(begin)
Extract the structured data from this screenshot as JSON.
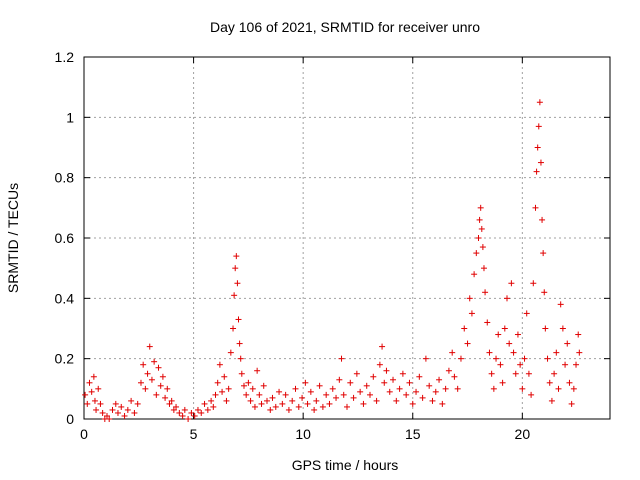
{
  "chart_data": {
    "type": "scatter",
    "title": "Day 106 of 2021, SRMTID for receiver unro",
    "xlabel": "GPS time / hours",
    "ylabel": "SRMTID / TECUs",
    "xlim": [
      0,
      24
    ],
    "ylim": [
      0,
      1.2
    ],
    "xticks": [
      0,
      5,
      10,
      15,
      20
    ],
    "xtick_labels": [
      "0",
      "5",
      "10",
      "15",
      "20"
    ],
    "yticks": [
      0,
      0.2,
      0.4,
      0.6,
      0.8,
      1.0,
      1.2
    ],
    "ytick_labels": [
      "0",
      "0.2",
      "0.4",
      "0.6",
      "0.8",
      "1",
      "1.2"
    ],
    "grid": true,
    "marker": "+",
    "color": "#e00000",
    "series": [
      {
        "name": "SRMTID",
        "points": [
          [
            0.05,
            0.08
          ],
          [
            0.15,
            0.05
          ],
          [
            0.25,
            0.12
          ],
          [
            0.35,
            0.09
          ],
          [
            0.45,
            0.14
          ],
          [
            0.5,
            0.06
          ],
          [
            0.55,
            0.03
          ],
          [
            0.65,
            0.1
          ],
          [
            0.75,
            0.05
          ],
          [
            0.85,
            0.02
          ],
          [
            0.95,
            0.0
          ],
          [
            1.05,
            0.01
          ],
          [
            1.15,
            0.0
          ],
          [
            1.3,
            0.03
          ],
          [
            1.45,
            0.05
          ],
          [
            1.55,
            0.02
          ],
          [
            1.7,
            0.04
          ],
          [
            1.85,
            0.01
          ],
          [
            2.0,
            0.03
          ],
          [
            2.15,
            0.06
          ],
          [
            2.3,
            0.02
          ],
          [
            2.45,
            0.05
          ],
          [
            2.6,
            0.12
          ],
          [
            2.7,
            0.18
          ],
          [
            2.8,
            0.1
          ],
          [
            2.9,
            0.15
          ],
          [
            3.0,
            0.24
          ],
          [
            3.1,
            0.13
          ],
          [
            3.2,
            0.19
          ],
          [
            3.3,
            0.08
          ],
          [
            3.4,
            0.17
          ],
          [
            3.5,
            0.11
          ],
          [
            3.6,
            0.14
          ],
          [
            3.7,
            0.07
          ],
          [
            3.8,
            0.1
          ],
          [
            3.9,
            0.05
          ],
          [
            4.0,
            0.06
          ],
          [
            4.1,
            0.03
          ],
          [
            4.2,
            0.04
          ],
          [
            4.35,
            0.02
          ],
          [
            4.5,
            0.01
          ],
          [
            4.6,
            0.03
          ],
          [
            4.75,
            0.0
          ],
          [
            4.9,
            0.02
          ],
          [
            5.05,
            0.01
          ],
          [
            5.2,
            0.03
          ],
          [
            5.35,
            0.02
          ],
          [
            5.5,
            0.05
          ],
          [
            5.65,
            0.03
          ],
          [
            5.8,
            0.06
          ],
          [
            5.9,
            0.04
          ],
          [
            6.0,
            0.08
          ],
          [
            6.1,
            0.12
          ],
          [
            6.2,
            0.18
          ],
          [
            6.3,
            0.09
          ],
          [
            6.4,
            0.14
          ],
          [
            6.5,
            0.06
          ],
          [
            6.6,
            0.1
          ],
          [
            6.7,
            0.22
          ],
          [
            6.8,
            0.3
          ],
          [
            6.85,
            0.41
          ],
          [
            6.9,
            0.5
          ],
          [
            6.95,
            0.54
          ],
          [
            7.0,
            0.45
          ],
          [
            7.05,
            0.33
          ],
          [
            7.1,
            0.25
          ],
          [
            7.15,
            0.2
          ],
          [
            7.2,
            0.15
          ],
          [
            7.3,
            0.11
          ],
          [
            7.4,
            0.08
          ],
          [
            7.5,
            0.12
          ],
          [
            7.6,
            0.06
          ],
          [
            7.7,
            0.1
          ],
          [
            7.8,
            0.04
          ],
          [
            7.9,
            0.16
          ],
          [
            8.0,
            0.08
          ],
          [
            8.1,
            0.05
          ],
          [
            8.2,
            0.11
          ],
          [
            8.35,
            0.06
          ],
          [
            8.5,
            0.03
          ],
          [
            8.6,
            0.07
          ],
          [
            8.75,
            0.04
          ],
          [
            8.9,
            0.09
          ],
          [
            9.05,
            0.05
          ],
          [
            9.2,
            0.08
          ],
          [
            9.35,
            0.03
          ],
          [
            9.5,
            0.06
          ],
          [
            9.65,
            0.1
          ],
          [
            9.8,
            0.04
          ],
          [
            9.95,
            0.07
          ],
          [
            10.1,
            0.12
          ],
          [
            10.2,
            0.05
          ],
          [
            10.35,
            0.09
          ],
          [
            10.5,
            0.03
          ],
          [
            10.6,
            0.06
          ],
          [
            10.75,
            0.11
          ],
          [
            10.9,
            0.04
          ],
          [
            11.05,
            0.08
          ],
          [
            11.2,
            0.05
          ],
          [
            11.35,
            0.1
          ],
          [
            11.5,
            0.07
          ],
          [
            11.65,
            0.13
          ],
          [
            11.75,
            0.2
          ],
          [
            11.85,
            0.08
          ],
          [
            12.0,
            0.04
          ],
          [
            12.15,
            0.12
          ],
          [
            12.3,
            0.07
          ],
          [
            12.45,
            0.15
          ],
          [
            12.6,
            0.09
          ],
          [
            12.75,
            0.05
          ],
          [
            12.9,
            0.11
          ],
          [
            13.05,
            0.08
          ],
          [
            13.2,
            0.14
          ],
          [
            13.35,
            0.06
          ],
          [
            13.5,
            0.18
          ],
          [
            13.6,
            0.24
          ],
          [
            13.7,
            0.12
          ],
          [
            13.8,
            0.16
          ],
          [
            13.95,
            0.09
          ],
          [
            14.1,
            0.13
          ],
          [
            14.25,
            0.06
          ],
          [
            14.4,
            0.1
          ],
          [
            14.55,
            0.15
          ],
          [
            14.7,
            0.08
          ],
          [
            14.85,
            0.12
          ],
          [
            15.0,
            0.05
          ],
          [
            15.15,
            0.09
          ],
          [
            15.3,
            0.14
          ],
          [
            15.45,
            0.07
          ],
          [
            15.6,
            0.2
          ],
          [
            15.75,
            0.11
          ],
          [
            15.9,
            0.06
          ],
          [
            16.05,
            0.09
          ],
          [
            16.2,
            0.13
          ],
          [
            16.35,
            0.05
          ],
          [
            16.5,
            0.1
          ],
          [
            16.65,
            0.16
          ],
          [
            16.8,
            0.22
          ],
          [
            16.9,
            0.14
          ],
          [
            17.05,
            0.1
          ],
          [
            17.2,
            0.2
          ],
          [
            17.35,
            0.3
          ],
          [
            17.5,
            0.25
          ],
          [
            17.6,
            0.4
          ],
          [
            17.7,
            0.35
          ],
          [
            17.8,
            0.48
          ],
          [
            17.9,
            0.55
          ],
          [
            18.0,
            0.6
          ],
          [
            18.05,
            0.66
          ],
          [
            18.1,
            0.7
          ],
          [
            18.15,
            0.63
          ],
          [
            18.2,
            0.57
          ],
          [
            18.25,
            0.5
          ],
          [
            18.3,
            0.42
          ],
          [
            18.4,
            0.32
          ],
          [
            18.5,
            0.22
          ],
          [
            18.6,
            0.15
          ],
          [
            18.7,
            0.1
          ],
          [
            18.8,
            0.2
          ],
          [
            18.9,
            0.28
          ],
          [
            19.0,
            0.18
          ],
          [
            19.1,
            0.12
          ],
          [
            19.2,
            0.3
          ],
          [
            19.3,
            0.4
          ],
          [
            19.4,
            0.25
          ],
          [
            19.5,
            0.45
          ],
          [
            19.6,
            0.22
          ],
          [
            19.7,
            0.15
          ],
          [
            19.8,
            0.28
          ],
          [
            19.9,
            0.18
          ],
          [
            20.0,
            0.1
          ],
          [
            20.1,
            0.2
          ],
          [
            20.2,
            0.35
          ],
          [
            20.3,
            0.15
          ],
          [
            20.4,
            0.08
          ],
          [
            20.5,
            0.45
          ],
          [
            20.6,
            0.7
          ],
          [
            20.65,
            0.82
          ],
          [
            20.7,
            0.9
          ],
          [
            20.75,
            0.97
          ],
          [
            20.8,
            1.05
          ],
          [
            20.85,
            0.85
          ],
          [
            20.9,
            0.66
          ],
          [
            20.95,
            0.55
          ],
          [
            21.0,
            0.42
          ],
          [
            21.05,
            0.3
          ],
          [
            21.15,
            0.2
          ],
          [
            21.25,
            0.12
          ],
          [
            21.35,
            0.06
          ],
          [
            21.45,
            0.15
          ],
          [
            21.55,
            0.22
          ],
          [
            21.65,
            0.1
          ],
          [
            21.75,
            0.38
          ],
          [
            21.85,
            0.3
          ],
          [
            21.95,
            0.18
          ],
          [
            22.05,
            0.25
          ],
          [
            22.15,
            0.12
          ],
          [
            22.25,
            0.05
          ],
          [
            22.35,
            0.1
          ],
          [
            22.45,
            0.18
          ],
          [
            22.55,
            0.28
          ],
          [
            22.6,
            0.22
          ]
        ]
      }
    ]
  }
}
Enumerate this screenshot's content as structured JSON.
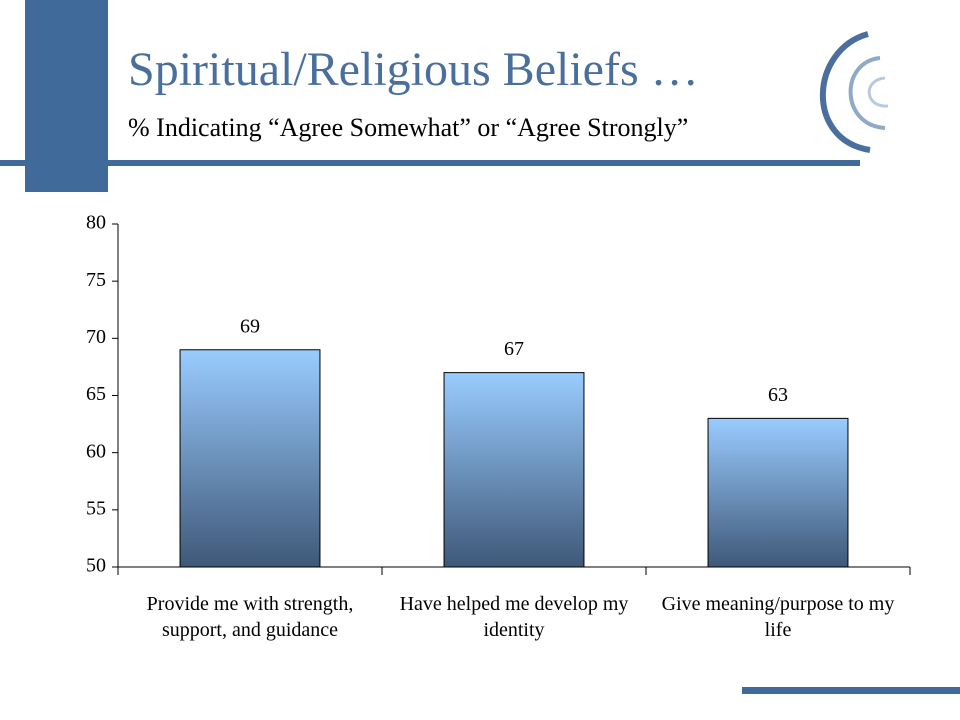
{
  "chart_data": {
    "type": "bar",
    "title": "Spiritual/Religious Beliefs …",
    "subtitle": "% Indicating “Agree Somewhat” or “Agree Strongly”",
    "categories": [
      "Provide me with strength, support, and guidance",
      "Have helped me develop my identity",
      "Give meaning/purpose to my life"
    ],
    "values": [
      69,
      67,
      63
    ],
    "color": [
      "#99ccff",
      "#3f5878"
    ],
    "ylim": [
      50,
      80
    ],
    "yticks": [
      50,
      55,
      60,
      65,
      70,
      75,
      80
    ]
  }
}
(end)
Output only these lines, word for word: the line containing "Enumerate this screenshot's" and every line after it through the last line of the data. Omit the pictures.

Enumerate this screenshot's content as structured JSON.
{
  "chart_data": {
    "type": "bar",
    "title": "Spiritual/Religious Beliefs …",
    "subtitle": "% Indicating “Agree Somewhat” or “Agree Strongly”",
    "categories": [
      "Provide me with strength, support, and guidance",
      "Have helped me develop my identity",
      "Give meaning/purpose to my life"
    ],
    "values": [
      69,
      67,
      63
    ],
    "color": [
      "#99ccff",
      "#3f5878"
    ],
    "ylim": [
      50,
      80
    ],
    "yticks": [
      50,
      55,
      60,
      65,
      70,
      75,
      80
    ]
  }
}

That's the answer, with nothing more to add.